DATA FOR PROCESSING:
········
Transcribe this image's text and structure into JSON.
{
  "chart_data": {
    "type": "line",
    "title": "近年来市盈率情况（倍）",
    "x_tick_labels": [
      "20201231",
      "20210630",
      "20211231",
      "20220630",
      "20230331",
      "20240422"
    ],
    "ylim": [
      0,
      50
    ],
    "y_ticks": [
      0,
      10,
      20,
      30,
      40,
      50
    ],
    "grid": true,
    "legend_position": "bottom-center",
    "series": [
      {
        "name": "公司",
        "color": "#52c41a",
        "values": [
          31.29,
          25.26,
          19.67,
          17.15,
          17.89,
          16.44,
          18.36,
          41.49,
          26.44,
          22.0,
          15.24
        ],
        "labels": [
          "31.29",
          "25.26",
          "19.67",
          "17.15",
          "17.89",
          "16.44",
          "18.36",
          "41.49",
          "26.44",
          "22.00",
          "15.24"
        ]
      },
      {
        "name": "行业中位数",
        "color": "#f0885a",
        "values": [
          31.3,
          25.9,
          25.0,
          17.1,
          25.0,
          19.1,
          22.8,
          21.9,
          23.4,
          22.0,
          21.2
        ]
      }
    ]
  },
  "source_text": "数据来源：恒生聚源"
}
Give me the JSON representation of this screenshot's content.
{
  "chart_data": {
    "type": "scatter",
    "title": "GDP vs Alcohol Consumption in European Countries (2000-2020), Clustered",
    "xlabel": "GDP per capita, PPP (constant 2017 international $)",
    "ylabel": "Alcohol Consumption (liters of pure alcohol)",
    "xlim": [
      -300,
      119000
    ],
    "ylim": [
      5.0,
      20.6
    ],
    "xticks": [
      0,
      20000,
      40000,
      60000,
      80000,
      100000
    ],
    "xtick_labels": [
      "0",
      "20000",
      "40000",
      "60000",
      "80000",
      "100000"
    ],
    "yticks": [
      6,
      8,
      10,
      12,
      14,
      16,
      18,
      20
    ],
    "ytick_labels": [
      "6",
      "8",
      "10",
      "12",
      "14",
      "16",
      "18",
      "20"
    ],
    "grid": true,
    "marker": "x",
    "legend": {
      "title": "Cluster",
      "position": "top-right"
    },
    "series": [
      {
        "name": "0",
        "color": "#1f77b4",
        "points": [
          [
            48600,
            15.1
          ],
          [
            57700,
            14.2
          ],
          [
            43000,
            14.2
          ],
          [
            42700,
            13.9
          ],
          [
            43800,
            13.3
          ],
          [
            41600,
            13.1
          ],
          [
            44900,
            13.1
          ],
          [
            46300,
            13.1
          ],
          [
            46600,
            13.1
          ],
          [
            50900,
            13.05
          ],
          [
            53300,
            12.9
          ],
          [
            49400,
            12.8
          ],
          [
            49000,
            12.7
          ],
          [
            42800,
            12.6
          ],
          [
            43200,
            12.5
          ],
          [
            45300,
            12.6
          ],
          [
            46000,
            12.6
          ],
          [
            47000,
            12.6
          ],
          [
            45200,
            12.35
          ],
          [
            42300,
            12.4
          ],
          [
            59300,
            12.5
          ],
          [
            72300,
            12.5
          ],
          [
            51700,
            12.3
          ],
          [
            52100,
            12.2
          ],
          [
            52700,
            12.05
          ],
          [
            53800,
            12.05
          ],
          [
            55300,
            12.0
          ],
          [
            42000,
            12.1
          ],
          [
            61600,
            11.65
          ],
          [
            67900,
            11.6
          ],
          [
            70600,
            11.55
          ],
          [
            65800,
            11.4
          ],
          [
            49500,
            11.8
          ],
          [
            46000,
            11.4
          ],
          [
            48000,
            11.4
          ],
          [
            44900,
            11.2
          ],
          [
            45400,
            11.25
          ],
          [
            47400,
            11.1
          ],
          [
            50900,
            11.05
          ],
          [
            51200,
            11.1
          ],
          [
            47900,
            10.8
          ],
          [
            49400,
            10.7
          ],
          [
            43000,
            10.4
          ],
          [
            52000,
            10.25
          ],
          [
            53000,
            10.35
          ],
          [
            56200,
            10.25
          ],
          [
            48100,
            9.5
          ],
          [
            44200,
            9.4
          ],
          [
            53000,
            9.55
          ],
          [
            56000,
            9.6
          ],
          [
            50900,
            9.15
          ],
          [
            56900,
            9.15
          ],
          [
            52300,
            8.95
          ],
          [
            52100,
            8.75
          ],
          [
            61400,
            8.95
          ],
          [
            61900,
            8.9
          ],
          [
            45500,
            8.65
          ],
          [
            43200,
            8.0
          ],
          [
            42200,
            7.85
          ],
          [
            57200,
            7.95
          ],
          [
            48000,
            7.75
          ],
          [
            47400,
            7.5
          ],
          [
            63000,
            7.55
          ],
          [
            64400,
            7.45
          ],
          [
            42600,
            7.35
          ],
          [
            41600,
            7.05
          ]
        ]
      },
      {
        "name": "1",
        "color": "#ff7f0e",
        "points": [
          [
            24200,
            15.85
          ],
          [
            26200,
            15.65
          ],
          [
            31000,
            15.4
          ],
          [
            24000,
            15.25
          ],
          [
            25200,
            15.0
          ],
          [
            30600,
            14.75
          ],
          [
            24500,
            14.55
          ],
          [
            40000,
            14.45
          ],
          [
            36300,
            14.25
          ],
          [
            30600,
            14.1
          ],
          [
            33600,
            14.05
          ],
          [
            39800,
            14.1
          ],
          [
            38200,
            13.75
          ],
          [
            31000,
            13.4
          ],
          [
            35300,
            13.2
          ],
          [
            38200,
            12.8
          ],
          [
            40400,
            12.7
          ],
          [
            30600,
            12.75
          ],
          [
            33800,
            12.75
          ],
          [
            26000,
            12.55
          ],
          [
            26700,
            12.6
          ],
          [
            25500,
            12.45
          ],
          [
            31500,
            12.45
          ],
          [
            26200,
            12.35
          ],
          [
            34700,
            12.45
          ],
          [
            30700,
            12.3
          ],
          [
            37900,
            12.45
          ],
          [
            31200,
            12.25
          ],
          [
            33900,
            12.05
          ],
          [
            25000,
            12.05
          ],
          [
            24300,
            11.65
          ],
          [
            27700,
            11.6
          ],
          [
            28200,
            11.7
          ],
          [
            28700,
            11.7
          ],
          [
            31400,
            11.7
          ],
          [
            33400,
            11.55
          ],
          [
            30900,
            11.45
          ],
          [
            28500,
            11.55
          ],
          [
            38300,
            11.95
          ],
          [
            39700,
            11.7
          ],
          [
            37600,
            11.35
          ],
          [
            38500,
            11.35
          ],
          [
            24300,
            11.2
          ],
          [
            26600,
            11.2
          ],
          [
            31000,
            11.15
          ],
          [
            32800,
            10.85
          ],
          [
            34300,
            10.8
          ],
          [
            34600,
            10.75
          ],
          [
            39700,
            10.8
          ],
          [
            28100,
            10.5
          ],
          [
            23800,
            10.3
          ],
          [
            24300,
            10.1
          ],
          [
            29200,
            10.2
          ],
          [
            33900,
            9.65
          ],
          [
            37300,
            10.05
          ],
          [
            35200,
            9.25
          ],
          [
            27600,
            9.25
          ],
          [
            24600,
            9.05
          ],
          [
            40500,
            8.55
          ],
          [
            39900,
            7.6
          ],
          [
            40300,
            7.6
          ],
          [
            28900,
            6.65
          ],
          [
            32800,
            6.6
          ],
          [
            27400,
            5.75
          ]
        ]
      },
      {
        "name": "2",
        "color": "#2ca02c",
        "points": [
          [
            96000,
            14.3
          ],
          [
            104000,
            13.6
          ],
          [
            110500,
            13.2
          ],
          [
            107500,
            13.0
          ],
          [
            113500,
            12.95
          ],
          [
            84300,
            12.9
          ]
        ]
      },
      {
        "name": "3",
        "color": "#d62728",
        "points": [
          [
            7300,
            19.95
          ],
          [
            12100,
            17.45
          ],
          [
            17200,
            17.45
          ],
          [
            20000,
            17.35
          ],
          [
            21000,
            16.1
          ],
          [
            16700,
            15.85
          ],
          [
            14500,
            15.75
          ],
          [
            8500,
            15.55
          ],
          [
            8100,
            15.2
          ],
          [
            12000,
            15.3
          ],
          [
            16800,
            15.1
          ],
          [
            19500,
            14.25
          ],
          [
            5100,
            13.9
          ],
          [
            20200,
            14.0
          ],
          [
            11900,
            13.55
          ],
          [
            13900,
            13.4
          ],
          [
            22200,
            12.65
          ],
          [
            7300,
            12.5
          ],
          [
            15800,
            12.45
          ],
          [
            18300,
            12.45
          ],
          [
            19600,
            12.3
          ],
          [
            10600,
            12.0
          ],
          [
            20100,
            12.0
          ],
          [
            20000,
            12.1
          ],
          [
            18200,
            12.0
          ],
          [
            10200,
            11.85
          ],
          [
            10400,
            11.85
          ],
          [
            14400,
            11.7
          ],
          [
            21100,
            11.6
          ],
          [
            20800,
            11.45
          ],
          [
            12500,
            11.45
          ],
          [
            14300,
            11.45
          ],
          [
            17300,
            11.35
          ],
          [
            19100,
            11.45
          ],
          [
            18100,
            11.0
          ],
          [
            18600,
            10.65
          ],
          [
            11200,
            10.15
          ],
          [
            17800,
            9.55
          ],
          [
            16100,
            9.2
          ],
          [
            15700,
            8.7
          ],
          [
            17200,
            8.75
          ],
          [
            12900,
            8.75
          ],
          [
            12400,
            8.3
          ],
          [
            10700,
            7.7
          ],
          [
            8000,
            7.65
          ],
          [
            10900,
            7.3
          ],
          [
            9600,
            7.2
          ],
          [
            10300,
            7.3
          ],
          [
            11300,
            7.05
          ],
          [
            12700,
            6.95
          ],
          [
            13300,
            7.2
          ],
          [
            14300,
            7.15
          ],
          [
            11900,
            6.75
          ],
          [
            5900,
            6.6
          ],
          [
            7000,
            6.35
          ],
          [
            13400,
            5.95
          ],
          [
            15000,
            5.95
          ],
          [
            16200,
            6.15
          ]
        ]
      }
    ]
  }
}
········
WHAT YOU SHOULD DO:
Nothing but a number is needed here: how many lines hold the string "Consumption"?

RESPONSE TO THIS TASK:
2